Retype every line of the listing below word for word, leaving out the pictures.
• • • • • • •
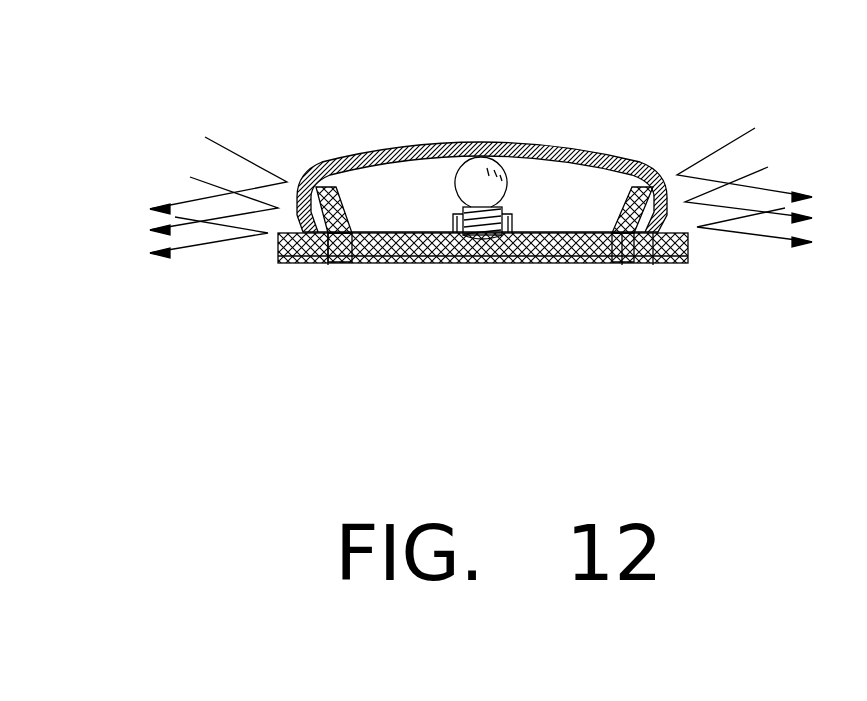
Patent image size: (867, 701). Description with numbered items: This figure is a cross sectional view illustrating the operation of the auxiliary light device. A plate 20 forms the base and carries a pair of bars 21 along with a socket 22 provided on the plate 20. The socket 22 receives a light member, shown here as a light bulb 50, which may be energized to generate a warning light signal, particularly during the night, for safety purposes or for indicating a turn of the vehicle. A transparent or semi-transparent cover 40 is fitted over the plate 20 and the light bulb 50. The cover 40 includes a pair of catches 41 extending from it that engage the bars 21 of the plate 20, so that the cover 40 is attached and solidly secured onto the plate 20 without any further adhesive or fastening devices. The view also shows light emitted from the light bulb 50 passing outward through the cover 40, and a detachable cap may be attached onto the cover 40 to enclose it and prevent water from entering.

The plate 20 is at (558, 237).
The bars 21 is at (328, 262).
The socket 22 is at (510, 220).
The cover 40 is at (535, 145).
The catches 41 is at (303, 210).
The light bulb 50 is at (473, 182).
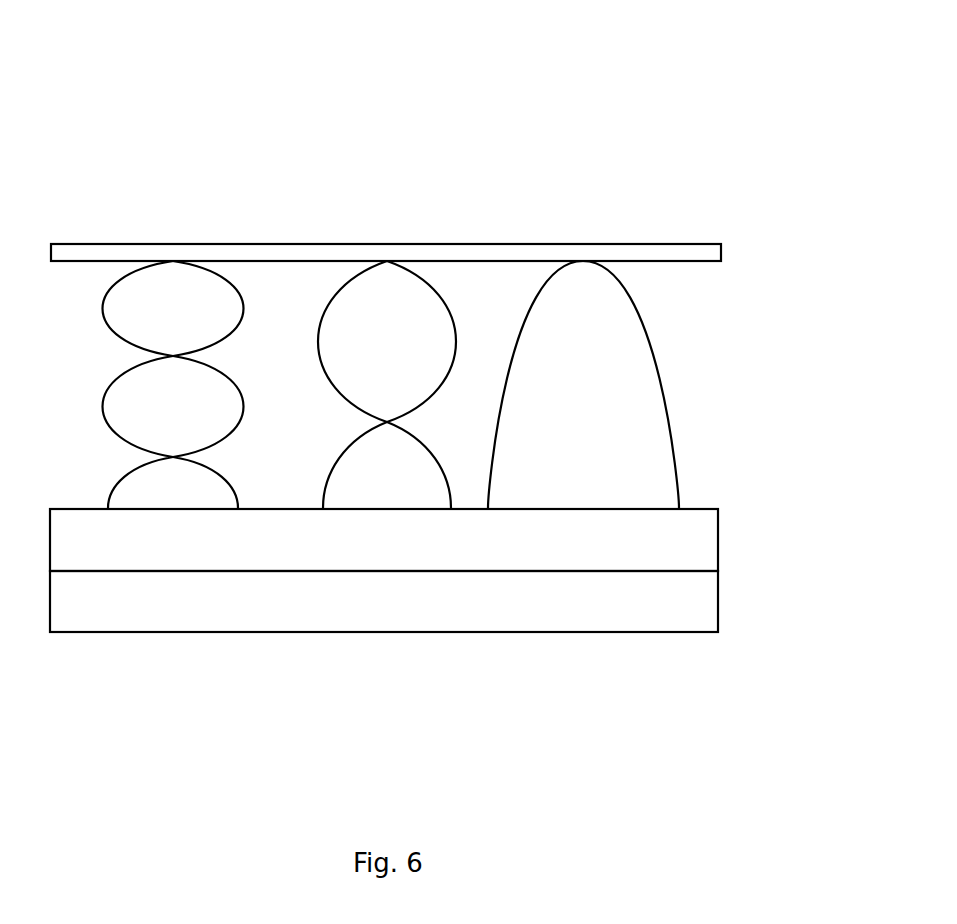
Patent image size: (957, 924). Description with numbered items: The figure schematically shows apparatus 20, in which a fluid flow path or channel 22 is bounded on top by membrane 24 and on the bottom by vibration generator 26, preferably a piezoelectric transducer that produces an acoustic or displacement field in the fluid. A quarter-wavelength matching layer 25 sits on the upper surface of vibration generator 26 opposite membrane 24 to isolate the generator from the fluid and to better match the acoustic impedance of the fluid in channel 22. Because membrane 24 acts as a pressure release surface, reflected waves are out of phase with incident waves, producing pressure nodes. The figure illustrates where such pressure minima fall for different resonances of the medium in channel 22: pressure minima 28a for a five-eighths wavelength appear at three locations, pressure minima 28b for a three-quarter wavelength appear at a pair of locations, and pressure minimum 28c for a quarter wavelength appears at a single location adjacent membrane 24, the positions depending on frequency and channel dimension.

The apparatus 20 is at (127, 137).
The fluid flow path or channel 22 is at (705, 370).
The membrane 24 is at (478, 255).
The matching layer 25 is at (115, 552).
The vibration generator 26 is at (225, 602).
The pressure minima 28a is at (168, 263).
The pressure minima 28b is at (408, 267).
The pressure minima 28c is at (598, 268).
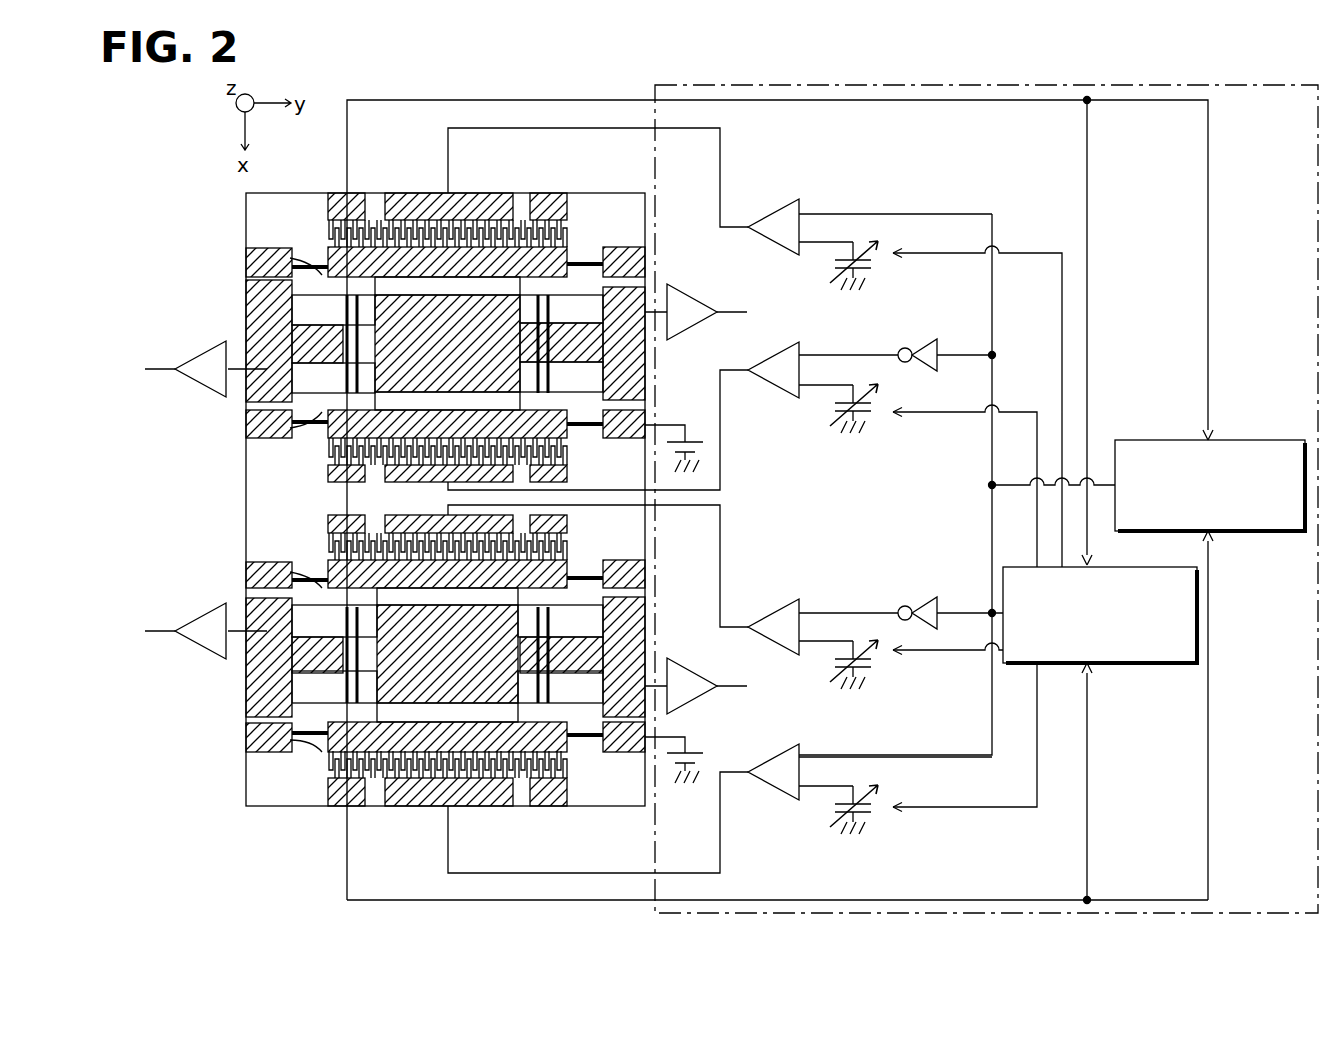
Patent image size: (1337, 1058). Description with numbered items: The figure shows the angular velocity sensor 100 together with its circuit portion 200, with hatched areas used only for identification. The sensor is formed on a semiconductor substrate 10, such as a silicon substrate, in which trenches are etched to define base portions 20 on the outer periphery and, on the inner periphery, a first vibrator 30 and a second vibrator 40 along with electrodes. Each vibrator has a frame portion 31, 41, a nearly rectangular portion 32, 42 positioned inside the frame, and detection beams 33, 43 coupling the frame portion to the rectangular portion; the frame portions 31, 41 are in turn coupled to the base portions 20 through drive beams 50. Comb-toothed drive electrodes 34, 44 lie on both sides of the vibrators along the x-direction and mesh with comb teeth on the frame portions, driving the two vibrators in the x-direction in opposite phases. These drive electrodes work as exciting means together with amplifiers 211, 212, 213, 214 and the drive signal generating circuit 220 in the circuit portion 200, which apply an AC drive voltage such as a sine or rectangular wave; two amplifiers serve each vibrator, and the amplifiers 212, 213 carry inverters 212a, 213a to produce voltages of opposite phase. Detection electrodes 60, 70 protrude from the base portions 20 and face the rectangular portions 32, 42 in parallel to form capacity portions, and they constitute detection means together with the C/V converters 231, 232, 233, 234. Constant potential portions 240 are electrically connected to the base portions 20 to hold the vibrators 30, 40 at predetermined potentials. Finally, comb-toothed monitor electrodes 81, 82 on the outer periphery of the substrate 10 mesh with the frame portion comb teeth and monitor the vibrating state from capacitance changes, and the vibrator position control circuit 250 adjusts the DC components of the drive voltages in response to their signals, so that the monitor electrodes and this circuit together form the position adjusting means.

The angular velocity sensor 100 is at (236, 206).
The semiconductor substrate 10 is at (604, 192).
The base portions 20 is at (246, 262).
The drive beams 50 is at (318, 262).
The second vibrator 40 is at (372, 306).
The detection electrode 70 is at (336, 345).
The detection beam 43 is at (292, 424).
The frame portion 41 is at (378, 262).
The drive electrode 44 is at (428, 193).
The rectangular portion 42 is at (456, 356).
The drive electrode 34 is at (405, 520).
The frame portion 31 is at (328, 566).
The rectangular portion 32 is at (456, 668).
The detection electrode 60 is at (340, 651).
The first vibrator 30 is at (370, 683).
The detection beam 33 is at (345, 716).
The monitor electrode 81 is at (337, 806).
The monitor electrode 82 is at (338, 193).
The circuit portion 200 is at (1176, 82).
The amplifier 214 is at (778, 210).
The amplifier 213 is at (777, 386).
The inverter 213a is at (919, 340).
The amplifier 212 is at (782, 605).
The inverter 212a is at (919, 587).
The amplifier 211 is at (782, 789).
The C/V converter 233 is at (688, 299).
The C/V converter 231 is at (682, 663).
The C/V converter 234 is at (195, 383).
The C/V converter 232 is at (206, 615).
The constant potential portion 240 is at (690, 432).
The drive signal generating circuit 220 is at (1266, 439).
The vibrator position control circuit 250 is at (1132, 664).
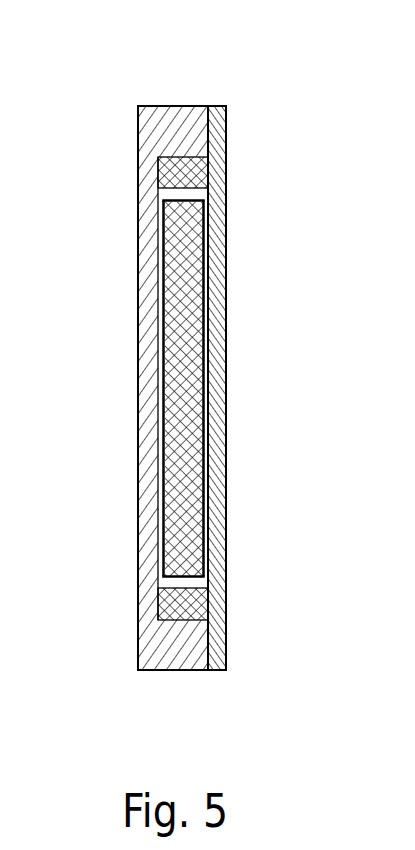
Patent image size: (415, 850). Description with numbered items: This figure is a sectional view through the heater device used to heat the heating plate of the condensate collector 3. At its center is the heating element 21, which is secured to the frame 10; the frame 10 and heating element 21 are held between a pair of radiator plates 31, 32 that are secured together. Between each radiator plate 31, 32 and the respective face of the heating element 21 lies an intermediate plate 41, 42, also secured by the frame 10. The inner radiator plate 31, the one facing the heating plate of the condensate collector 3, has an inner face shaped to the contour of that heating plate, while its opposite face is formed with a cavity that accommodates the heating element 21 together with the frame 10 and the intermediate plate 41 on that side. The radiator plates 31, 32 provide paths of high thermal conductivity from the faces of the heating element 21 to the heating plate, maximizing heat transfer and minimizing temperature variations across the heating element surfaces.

The frame 10 is at (177, 343).
The condensate collector 3 is at (174, 389).
The heating element 21 is at (203, 313).
The inner radiator plate 31 is at (138, 398).
The radiator plate 32 is at (222, 259).
The intermediate plate 41 is at (163, 323).
The intermediate plate 42 is at (205, 343).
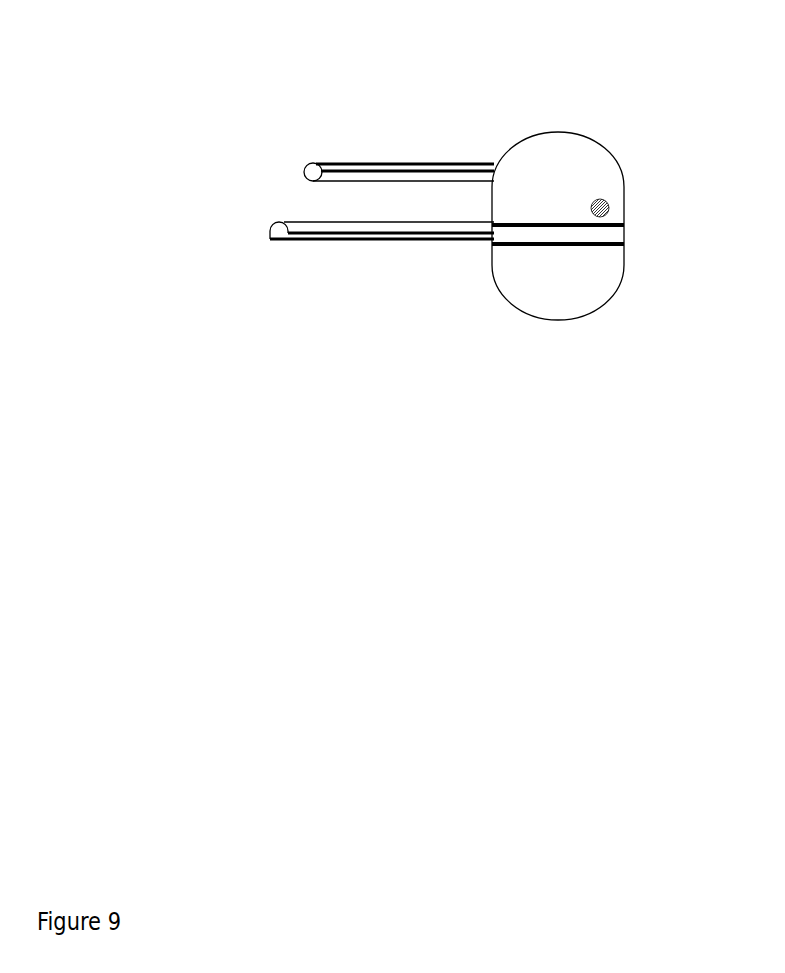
• • • • • • •
__RESPONSE__:
Patent image size: (867, 701). Description with numbered items: This figure is a cross sectional view illustrating the operation of the auxiliary light device. A plate 20 forms the base and carries a pair of bars 21 along with a socket 22 provided on the plate 20. The socket 22 receives a light member, shown here as a light bulb 50, which may be energized to generate a warning light signal, particularly during the night, for safety purposes or for indicating a turn of the vehicle. A transparent or semi-transparent cover 40 is fitted over the plate 20 and the light bulb 50. The cover 40 includes a pair of catches 41 extending from it that engage the bars 21 of the plate 20, so that the cover 40 is attached and solidly secured onto the plate 20 without any further adhesive or fastening devices. The view also shows light emitted from the light bulb 50 passing outward through the cover 40, and a detachable cap may be attached onto the cover 40 to enclose it and prevent water from entering.

The plate 20 is at (558, 237).
The bars 21 is at (328, 262).
The socket 22 is at (510, 220).
The cover 40 is at (535, 145).
The catches 41 is at (303, 210).
The light bulb 50 is at (473, 182).
Patent image size: (957, 924). Description with numbered items: The figure schematically shows apparatus 20, in which a fluid flow path or channel 22 is bounded on top by membrane 24 and on the bottom by vibration generator 26, preferably a piezoelectric transducer that produces an acoustic or displacement field in the fluid. A quarter-wavelength matching layer 25 sits on the upper surface of vibration generator 26 opposite membrane 24 to isolate the generator from the fluid and to better match the acoustic impedance of the fluid in channel 22. Because membrane 24 acts as a pressure release surface, reflected waves are out of phase with incident waves, producing pressure nodes. The figure illustrates where such pressure minima fall for different resonances of the medium in channel 22: pressure minima 28a for a five-eighths wavelength appear at three locations, pressure minima 28b for a three-quarter wavelength appear at a pair of locations, and pressure minimum 28c for a quarter wavelength appears at a single location adjacent membrane 24, the positions depending on frequency and channel dimension.

The apparatus 20 is at (127, 137).
The fluid flow path or channel 22 is at (705, 370).
The membrane 24 is at (478, 255).
The matching layer 25 is at (115, 552).
The vibration generator 26 is at (225, 602).
The pressure minima 28a is at (168, 263).
The pressure minima 28b is at (408, 267).
The pressure minima 28c is at (598, 268).
Patent image size: (1337, 1058). Description with numbered items: The figure shows the angular velocity sensor 100 together with its circuit portion 200, with hatched areas used only for identification. The sensor is formed on a semiconductor substrate 10, such as a silicon substrate, in which trenches are etched to define base portions 20 on the outer periphery and, on the inner periphery, a first vibrator 30 and a second vibrator 40 along with electrodes. Each vibrator has a frame portion 31, 41, a nearly rectangular portion 32, 42 positioned inside the frame, and detection beams 33, 43 coupling the frame portion to the rectangular portion; the frame portions 31, 41 are in turn coupled to the base portions 20 through drive beams 50. Comb-toothed drive electrodes 34, 44 lie on both sides of the vibrators along the x-direction and mesh with comb teeth on the frame portions, driving the two vibrators in the x-direction in opposite phases. These drive electrodes work as exciting means together with amplifiers 211, 212, 213, 214 and the drive signal generating circuit 220 in the circuit portion 200, which apply an AC drive voltage such as a sine or rectangular wave; two amplifiers serve each vibrator, and the amplifiers 212, 213 carry inverters 212a, 213a to produce voltages of opposite phase. Detection electrodes 60, 70 protrude from the base portions 20 and face the rectangular portions 32, 42 in parallel to form capacity portions, and they constitute detection means together with the C/V converters 231, 232, 233, 234. Constant potential portions 240 are electrically connected to the base portions 20 to hold the vibrators 30, 40 at predetermined potentials. Finally, comb-toothed monitor electrodes 81, 82 on the outer periphery of the substrate 10 mesh with the frame portion comb teeth and monitor the vibrating state from capacitance changes, and the vibrator position control circuit 250 adjusts the DC components of the drive voltages in response to their signals, so that the monitor electrodes and this circuit together form the position adjusting means.

The angular velocity sensor 100 is at (236, 206).
The semiconductor substrate 10 is at (604, 192).
The base portions 20 is at (246, 262).
The drive beams 50 is at (318, 262).
The second vibrator 40 is at (372, 306).
The detection electrode 70 is at (336, 345).
The detection beam 43 is at (292, 424).
The frame portion 41 is at (378, 262).
The drive electrode 44 is at (428, 193).
The rectangular portion 42 is at (456, 356).
The drive electrode 34 is at (405, 520).
The frame portion 31 is at (328, 566).
The rectangular portion 32 is at (456, 668).
The detection electrode 60 is at (340, 651).
The first vibrator 30 is at (370, 683).
The detection beam 33 is at (345, 716).
The monitor electrode 81 is at (337, 806).
The monitor electrode 82 is at (338, 193).
The circuit portion 200 is at (1176, 82).
The amplifier 214 is at (778, 210).
The amplifier 213 is at (777, 386).
The inverter 213a is at (919, 340).
The amplifier 212 is at (782, 605).
The inverter 212a is at (919, 587).
The amplifier 211 is at (782, 789).
The C/V converter 233 is at (688, 299).
The C/V converter 231 is at (682, 663).
The C/V converter 234 is at (195, 383).
The C/V converter 232 is at (206, 615).
The constant potential portion 240 is at (690, 432).
The drive signal generating circuit 220 is at (1266, 439).
The vibrator position control circuit 250 is at (1132, 664).
Patent image size: (415, 850). Description with numbered items: This figure is a sectional view through the heater device used to heat the heating plate of the condensate collector 3. At its center is the heating element 21, which is secured to the frame 10; the frame 10 and heating element 21 are held between a pair of radiator plates 31, 32 that are secured together. Between each radiator plate 31, 32 and the respective face of the heating element 21 lies an intermediate plate 41, 42, also secured by the frame 10. The inner radiator plate 31, the one facing the heating plate of the condensate collector 3, has an inner face shaped to the contour of that heating plate, while its opposite face is formed with a cavity that accommodates the heating element 21 together with the frame 10 and the intermediate plate 41 on that side. The radiator plates 31, 32 provide paths of high thermal conductivity from the faces of the heating element 21 to the heating plate, maximizing heat transfer and minimizing temperature variations across the heating element surfaces.

The frame 10 is at (177, 343).
The condensate collector 3 is at (174, 389).
The heating element 21 is at (203, 313).
The inner radiator plate 31 is at (138, 398).
The radiator plate 32 is at (222, 259).
The intermediate plate 41 is at (163, 323).
The intermediate plate 42 is at (205, 343).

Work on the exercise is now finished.